WHAT NEEDS TO BE DONE: Restate every line of the material, word for word.

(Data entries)
▶

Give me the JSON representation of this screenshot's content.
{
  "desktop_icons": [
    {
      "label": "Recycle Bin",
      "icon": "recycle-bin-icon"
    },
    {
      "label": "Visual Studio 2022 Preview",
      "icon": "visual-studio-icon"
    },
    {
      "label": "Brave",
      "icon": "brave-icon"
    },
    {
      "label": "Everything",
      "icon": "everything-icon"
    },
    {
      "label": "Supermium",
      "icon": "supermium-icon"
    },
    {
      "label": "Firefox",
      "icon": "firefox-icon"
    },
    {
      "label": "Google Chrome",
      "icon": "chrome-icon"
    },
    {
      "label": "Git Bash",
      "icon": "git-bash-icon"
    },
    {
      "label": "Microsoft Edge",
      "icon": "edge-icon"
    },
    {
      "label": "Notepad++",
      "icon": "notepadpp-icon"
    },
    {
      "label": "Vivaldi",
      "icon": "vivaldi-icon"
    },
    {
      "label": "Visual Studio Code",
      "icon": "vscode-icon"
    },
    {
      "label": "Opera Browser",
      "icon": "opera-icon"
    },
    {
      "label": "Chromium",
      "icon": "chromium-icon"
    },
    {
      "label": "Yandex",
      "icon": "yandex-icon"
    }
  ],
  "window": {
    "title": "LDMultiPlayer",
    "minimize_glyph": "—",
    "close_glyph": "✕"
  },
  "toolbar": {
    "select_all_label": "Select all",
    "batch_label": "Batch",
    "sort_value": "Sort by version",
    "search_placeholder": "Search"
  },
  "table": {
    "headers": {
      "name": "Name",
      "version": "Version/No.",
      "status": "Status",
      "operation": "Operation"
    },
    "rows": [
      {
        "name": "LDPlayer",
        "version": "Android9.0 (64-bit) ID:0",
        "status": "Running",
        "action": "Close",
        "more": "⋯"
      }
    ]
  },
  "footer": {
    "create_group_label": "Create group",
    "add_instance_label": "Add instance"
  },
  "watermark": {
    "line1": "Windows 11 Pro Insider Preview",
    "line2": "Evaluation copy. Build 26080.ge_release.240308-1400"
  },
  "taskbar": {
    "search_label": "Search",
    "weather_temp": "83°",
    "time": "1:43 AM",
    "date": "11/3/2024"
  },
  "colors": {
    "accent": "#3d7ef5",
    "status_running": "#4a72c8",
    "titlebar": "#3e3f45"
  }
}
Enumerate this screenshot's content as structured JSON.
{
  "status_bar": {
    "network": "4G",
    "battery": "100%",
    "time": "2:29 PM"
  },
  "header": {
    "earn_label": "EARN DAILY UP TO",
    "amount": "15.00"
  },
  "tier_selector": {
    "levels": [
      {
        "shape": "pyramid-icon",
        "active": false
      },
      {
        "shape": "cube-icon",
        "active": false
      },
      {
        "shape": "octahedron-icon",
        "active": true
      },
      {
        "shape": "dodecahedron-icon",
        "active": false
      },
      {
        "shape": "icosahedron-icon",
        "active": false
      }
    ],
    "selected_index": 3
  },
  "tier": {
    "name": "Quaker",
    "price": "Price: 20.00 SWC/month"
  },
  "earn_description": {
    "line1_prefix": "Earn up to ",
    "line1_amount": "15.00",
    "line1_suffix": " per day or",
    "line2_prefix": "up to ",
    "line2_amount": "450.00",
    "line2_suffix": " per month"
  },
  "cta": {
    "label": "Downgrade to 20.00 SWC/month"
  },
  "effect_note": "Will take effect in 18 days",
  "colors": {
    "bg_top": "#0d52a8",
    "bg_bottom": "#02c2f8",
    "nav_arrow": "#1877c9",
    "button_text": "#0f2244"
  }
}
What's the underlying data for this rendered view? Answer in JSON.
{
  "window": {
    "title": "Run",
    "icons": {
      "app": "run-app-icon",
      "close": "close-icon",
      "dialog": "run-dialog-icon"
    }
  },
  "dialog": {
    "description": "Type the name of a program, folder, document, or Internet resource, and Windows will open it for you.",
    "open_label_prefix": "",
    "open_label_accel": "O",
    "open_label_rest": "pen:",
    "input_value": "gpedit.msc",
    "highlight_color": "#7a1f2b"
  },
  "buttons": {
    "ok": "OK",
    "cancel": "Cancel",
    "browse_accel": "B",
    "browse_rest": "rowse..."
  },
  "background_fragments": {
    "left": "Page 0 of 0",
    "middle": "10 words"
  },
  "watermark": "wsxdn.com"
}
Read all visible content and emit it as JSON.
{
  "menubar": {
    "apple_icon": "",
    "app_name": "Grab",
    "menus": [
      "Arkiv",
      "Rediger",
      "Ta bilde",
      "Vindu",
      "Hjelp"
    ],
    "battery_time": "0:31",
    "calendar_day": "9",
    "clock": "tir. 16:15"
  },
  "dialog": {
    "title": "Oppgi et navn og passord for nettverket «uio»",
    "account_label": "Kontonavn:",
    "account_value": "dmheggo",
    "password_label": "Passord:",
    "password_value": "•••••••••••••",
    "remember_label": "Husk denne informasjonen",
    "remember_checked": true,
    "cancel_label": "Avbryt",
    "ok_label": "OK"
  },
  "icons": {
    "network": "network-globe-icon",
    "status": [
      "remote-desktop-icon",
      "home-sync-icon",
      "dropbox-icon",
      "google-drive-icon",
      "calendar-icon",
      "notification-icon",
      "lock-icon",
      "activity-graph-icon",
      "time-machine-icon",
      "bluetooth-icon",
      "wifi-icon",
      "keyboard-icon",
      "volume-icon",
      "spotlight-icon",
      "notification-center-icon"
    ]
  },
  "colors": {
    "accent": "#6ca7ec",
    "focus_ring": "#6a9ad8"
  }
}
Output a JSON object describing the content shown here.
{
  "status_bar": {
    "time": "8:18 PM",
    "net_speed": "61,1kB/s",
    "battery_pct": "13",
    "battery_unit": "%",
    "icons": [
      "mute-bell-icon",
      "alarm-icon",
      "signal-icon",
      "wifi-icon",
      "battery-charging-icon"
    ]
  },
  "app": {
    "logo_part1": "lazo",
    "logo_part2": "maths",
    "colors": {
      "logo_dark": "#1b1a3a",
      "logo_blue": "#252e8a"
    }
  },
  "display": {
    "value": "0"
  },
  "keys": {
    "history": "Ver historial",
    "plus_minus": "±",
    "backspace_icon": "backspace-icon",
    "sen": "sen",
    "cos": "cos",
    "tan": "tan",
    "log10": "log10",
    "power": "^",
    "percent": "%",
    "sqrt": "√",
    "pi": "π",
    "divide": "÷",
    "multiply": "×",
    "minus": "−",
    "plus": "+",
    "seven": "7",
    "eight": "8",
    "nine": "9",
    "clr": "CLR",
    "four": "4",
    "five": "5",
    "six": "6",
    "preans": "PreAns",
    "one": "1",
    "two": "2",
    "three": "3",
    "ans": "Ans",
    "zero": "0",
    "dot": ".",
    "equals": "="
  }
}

◀

ANSWER IN FULL:
Give me the JSON representation of this screenshot's content.
{
  "desktop_icons": [
    {
      "label": "Recycle Bin",
      "icon": "recycle-bin-icon"
    },
    {
      "label": "Visual Studio 2022 Preview",
      "icon": "visual-studio-icon"
    },
    {
      "label": "Brave",
      "icon": "brave-icon"
    },
    {
      "label": "Everything",
      "icon": "everything-icon"
    },
    {
      "label": "Supermium",
      "icon": "supermium-icon"
    },
    {
      "label": "Firefox",
      "icon": "firefox-icon"
    },
    {
      "label": "Google Chrome",
      "icon": "chrome-icon"
    },
    {
      "label": "Git Bash",
      "icon": "git-bash-icon"
    },
    {
      "label": "Microsoft Edge",
      "icon": "edge-icon"
    },
    {
      "label": "Notepad++",
      "icon": "notepadpp-icon"
    },
    {
      "label": "Vivaldi",
      "icon": "vivaldi-icon"
    },
    {
      "label": "Visual Studio Code",
      "icon": "vscode-icon"
    },
    {
      "label": "Opera Browser",
      "icon": "opera-icon"
    },
    {
      "label": "Chromium",
      "icon": "chromium-icon"
    },
    {
      "label": "Yandex",
      "icon": "yandex-icon"
    }
  ],
  "window": {
    "title": "LDMultiPlayer",
    "minimize_glyph": "—",
    "close_glyph": "✕"
  },
  "toolbar": {
    "select_all_label": "Select all",
    "batch_label": "Batch",
    "sort_value": "Sort by version",
    "search_placeholder": "Search"
  },
  "table": {
    "headers": {
      "name": "Name",
      "version": "Version/No.",
      "status": "Status",
      "operation": "Operation"
    },
    "rows": [
      {
        "name": "LDPlayer",
        "version": "Android9.0 (64-bit) ID:0",
        "status": "Running",
        "action": "Close",
        "more": "⋯"
      }
    ]
  },
  "footer": {
    "create_group_label": "Create group",
    "add_instance_label": "Add instance"
  },
  "watermark": {
    "line1": "Windows 11 Pro Insider Preview",
    "line2": "Evaluation copy. Build 26080.ge_release.240308-1400"
  },
  "taskbar": {
    "search_label": "Search",
    "weather_temp": "83°",
    "time": "1:43 AM",
    "date": "11/3/2024"
  },
  "colors": {
    "accent": "#3d7ef5",
    "status_running": "#4a72c8",
    "titlebar": "#3e3f45"
  }
}
Enumerate this screenshot's content as structured JSON.
{
  "status_bar": {
    "network": "4G",
    "battery": "100%",
    "time": "2:29 PM"
  },
  "header": {
    "earn_label": "EARN DAILY UP TO",
    "amount": "15.00"
  },
  "tier_selector": {
    "levels": [
      {
        "shape": "pyramid-icon",
        "active": false
      },
      {
        "shape": "cube-icon",
        "active": false
      },
      {
        "shape": "octahedron-icon",
        "active": true
      },
      {
        "shape": "dodecahedron-icon",
        "active": false
      },
      {
        "shape": "icosahedron-icon",
        "active": false
      }
    ],
    "selected_index": 3
  },
  "tier": {
    "name": "Quaker",
    "price": "Price: 20.00 SWC/month"
  },
  "earn_description": {
    "line1_prefix": "Earn up to ",
    "line1_amount": "15.00",
    "line1_suffix": " per day or",
    "line2_prefix": "up to ",
    "line2_amount": "450.00",
    "line2_suffix": " per month"
  },
  "cta": {
    "label": "Downgrade to 20.00 SWC/month"
  },
  "effect_note": "Will take effect in 18 days",
  "colors": {
    "bg_top": "#0d52a8",
    "bg_bottom": "#02c2f8",
    "nav_arrow": "#1877c9",
    "button_text": "#0f2244"
  }
}
What's the underlying data for this rendered view? Answer in JSON.
{
  "window": {
    "title": "Run",
    "icons": {
      "app": "run-app-icon",
      "close": "close-icon",
      "dialog": "run-dialog-icon"
    }
  },
  "dialog": {
    "description": "Type the name of a program, folder, document, or Internet resource, and Windows will open it for you.",
    "open_label_prefix": "",
    "open_label_accel": "O",
    "open_label_rest": "pen:",
    "input_value": "gpedit.msc",
    "highlight_color": "#7a1f2b"
  },
  "buttons": {
    "ok": "OK",
    "cancel": "Cancel",
    "browse_accel": "B",
    "browse_rest": "rowse..."
  },
  "background_fragments": {
    "left": "Page 0 of 0",
    "middle": "10 words"
  },
  "watermark": "wsxdn.com"
}
Read all visible content and emit it as JSON.
{
  "menubar": {
    "apple_icon": "",
    "app_name": "Grab",
    "menus": [
      "Arkiv",
      "Rediger",
      "Ta bilde",
      "Vindu",
      "Hjelp"
    ],
    "battery_time": "0:31",
    "calendar_day": "9",
    "clock": "tir. 16:15"
  },
  "dialog": {
    "title": "Oppgi et navn og passord for nettverket «uio»",
    "account_label": "Kontonavn:",
    "account_value": "dmheggo",
    "password_label": "Passord:",
    "password_value": "•••••••••••••",
    "remember_label": "Husk denne informasjonen",
    "remember_checked": true,
    "cancel_label": "Avbryt",
    "ok_label": "OK"
  },
  "icons": {
    "network": "network-globe-icon",
    "status": [
      "remote-desktop-icon",
      "home-sync-icon",
      "dropbox-icon",
      "google-drive-icon",
      "calendar-icon",
      "notification-icon",
      "lock-icon",
      "activity-graph-icon",
      "time-machine-icon",
      "bluetooth-icon",
      "wifi-icon",
      "keyboard-icon",
      "volume-icon",
      "spotlight-icon",
      "notification-center-icon"
    ]
  },
  "colors": {
    "accent": "#6ca7ec",
    "focus_ring": "#6a9ad8"
  }
}
Output a JSON object describing the content shown here.
{
  "status_bar": {
    "time": "8:18 PM",
    "net_speed": "61,1kB/s",
    "battery_pct": "13",
    "battery_unit": "%",
    "icons": [
      "mute-bell-icon",
      "alarm-icon",
      "signal-icon",
      "wifi-icon",
      "battery-charging-icon"
    ]
  },
  "app": {
    "logo_part1": "lazo",
    "logo_part2": "maths",
    "colors": {
      "logo_dark": "#1b1a3a",
      "logo_blue": "#252e8a"
    }
  },
  "display": {
    "value": "0"
  },
  "keys": {
    "history": "Ver historial",
    "plus_minus": "±",
    "backspace_icon": "backspace-icon",
    "sen": "sen",
    "cos": "cos",
    "tan": "tan",
    "log10": "log10",
    "power": "^",
    "percent": "%",
    "sqrt": "√",
    "pi": "π",
    "divide": "÷",
    "multiply": "×",
    "minus": "−",
    "plus": "+",
    "seven": "7",
    "eight": "8",
    "nine": "9",
    "clr": "CLR",
    "four": "4",
    "five": "5",
    "six": "6",
    "preans": "PreAns",
    "one": "1",
    "two": "2",
    "three": "3",
    "ans": "Ans",
    "zero": "0",
    "dot": ".",
    "equals": "="
  }
}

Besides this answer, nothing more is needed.